PROBLEM DETAILS: List each line of the data in which the string "ffffff" appears.

**** PROVIDED DATA

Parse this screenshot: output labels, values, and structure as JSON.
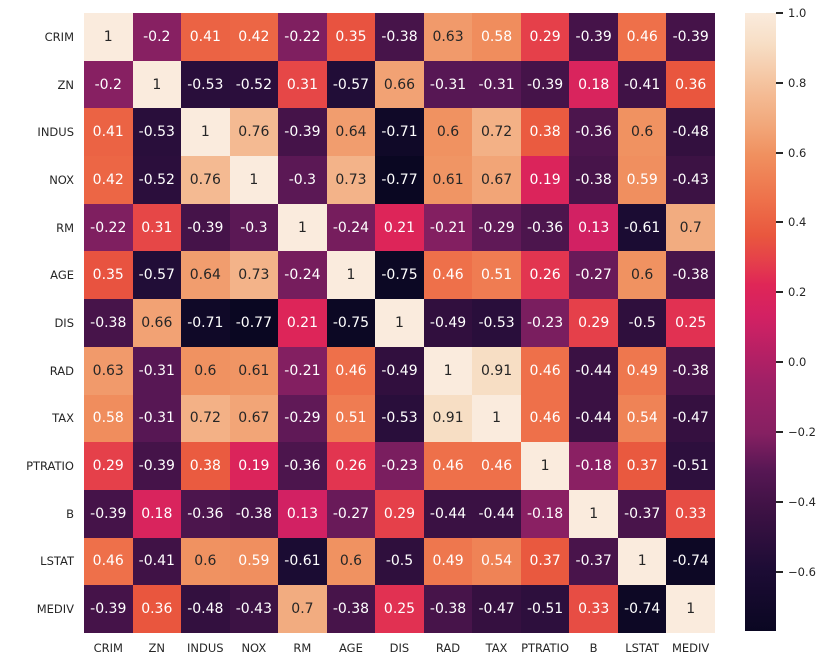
{
  "chart_data": {
    "type": "heatmap",
    "title": "",
    "xlabel": "",
    "ylabel": "",
    "categories": [
      "CRIM",
      "ZN",
      "INDUS",
      "NOX",
      "RM",
      "AGE",
      "DIS",
      "RAD",
      "TAX",
      "PTRATIO",
      "B",
      "LSTAT",
      "MEDIV"
    ],
    "matrix": [
      [
        1,
        -0.2,
        0.41,
        0.42,
        -0.22,
        0.35,
        -0.38,
        0.63,
        0.58,
        0.29,
        -0.39,
        0.46,
        -0.39
      ],
      [
        -0.2,
        1,
        -0.53,
        -0.52,
        0.31,
        -0.57,
        0.66,
        -0.31,
        -0.31,
        -0.39,
        0.18,
        -0.41,
        0.36
      ],
      [
        0.41,
        -0.53,
        1,
        0.76,
        -0.39,
        0.64,
        -0.71,
        0.6,
        0.72,
        0.38,
        -0.36,
        0.6,
        -0.48
      ],
      [
        0.42,
        -0.52,
        0.76,
        1,
        -0.3,
        0.73,
        -0.77,
        0.61,
        0.67,
        0.19,
        -0.38,
        0.59,
        -0.43
      ],
      [
        -0.22,
        0.31,
        -0.39,
        -0.3,
        1,
        -0.24,
        0.21,
        -0.21,
        -0.29,
        -0.36,
        0.13,
        -0.61,
        0.7
      ],
      [
        0.35,
        -0.57,
        0.64,
        0.73,
        -0.24,
        1,
        -0.75,
        0.46,
        0.51,
        0.26,
        -0.27,
        0.6,
        -0.38
      ],
      [
        -0.38,
        0.66,
        -0.71,
        -0.77,
        0.21,
        -0.75,
        1,
        -0.49,
        -0.53,
        -0.23,
        0.29,
        -0.5,
        0.25
      ],
      [
        0.63,
        -0.31,
        0.6,
        0.61,
        -0.21,
        0.46,
        -0.49,
        1,
        0.91,
        0.46,
        -0.44,
        0.49,
        -0.38
      ],
      [
        0.58,
        -0.31,
        0.72,
        0.67,
        -0.29,
        0.51,
        -0.53,
        0.91,
        1,
        0.46,
        -0.44,
        0.54,
        -0.47
      ],
      [
        0.29,
        -0.39,
        0.38,
        0.19,
        -0.36,
        0.26,
        -0.23,
        0.46,
        0.46,
        1,
        -0.18,
        0.37,
        -0.51
      ],
      [
        -0.39,
        0.18,
        -0.36,
        -0.38,
        0.13,
        -0.27,
        0.29,
        -0.44,
        -0.44,
        -0.18,
        1,
        -0.37,
        0.33
      ],
      [
        0.46,
        -0.41,
        0.6,
        0.59,
        -0.61,
        0.6,
        -0.5,
        0.49,
        0.54,
        0.37,
        -0.37,
        1,
        -0.74
      ],
      [
        -0.39,
        0.36,
        -0.48,
        -0.43,
        0.7,
        -0.38,
        0.25,
        -0.38,
        -0.47,
        -0.51,
        0.33,
        -0.74,
        1
      ]
    ],
    "vmin": -0.77,
    "vmax": 1.0,
    "colormap": "rocket",
    "grid": false,
    "annotations_shown": true,
    "colorbar": {
      "position": "right",
      "tick_values": [
        1.0,
        0.8,
        0.6,
        0.4,
        0.2,
        0.0,
        -0.2,
        -0.4,
        -0.6
      ],
      "tick_labels": [
        "1.0",
        "0.8",
        "0.6",
        "0.4",
        "0.2",
        "0.0",
        "−0.2",
        "−0.4",
        "−0.6"
      ]
    }
  },
  "style": {
    "background": "#ffffff",
    "tick_label_color": "#262626",
    "annot_dark_color": "#262626",
    "annot_light_color": "#ffffff",
    "colormap_stops": [
      [
        0.0,
        "#0A0722"
      ],
      [
        0.1,
        "#1D0C35"
      ],
      [
        0.2,
        "#3F1245"
      ],
      [
        0.26,
        "#571754"
      ],
      [
        0.32,
        "#862062"
      ],
      [
        0.4,
        "#9E2066"
      ],
      [
        0.51,
        "#D32163"
      ],
      [
        0.56,
        "#DF2657"
      ],
      [
        0.6,
        "#E5414A"
      ],
      [
        0.64,
        "#E9573E"
      ],
      [
        0.7,
        "#EE724B"
      ],
      [
        0.77,
        "#F0905F"
      ],
      [
        0.82,
        "#F2A87B"
      ],
      [
        0.87,
        "#F4BC95"
      ],
      [
        0.95,
        "#F7DEC5"
      ],
      [
        1.0,
        "#FAEBDD"
      ]
    ]
  }
}
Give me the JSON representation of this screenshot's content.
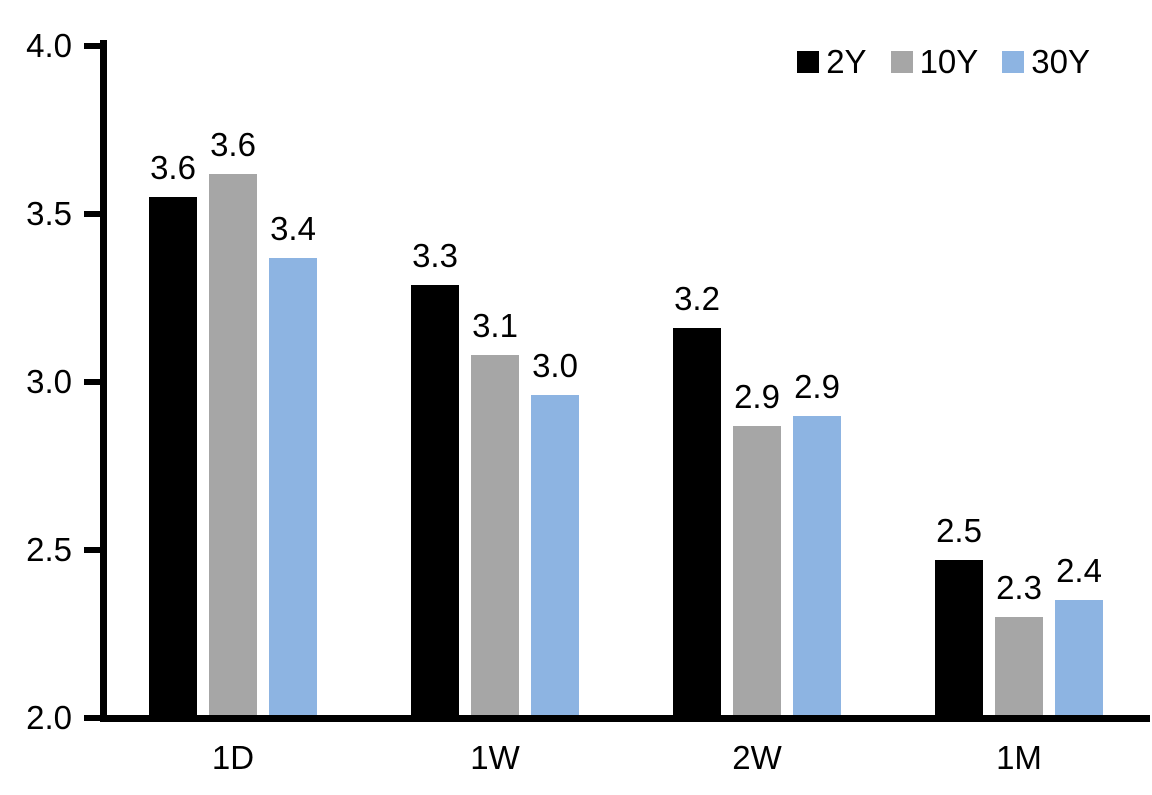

********

SOLUTION FOR THIS EXERCISE:
    "background": "#ffffff",
    "annot_light_color": "#ffffff",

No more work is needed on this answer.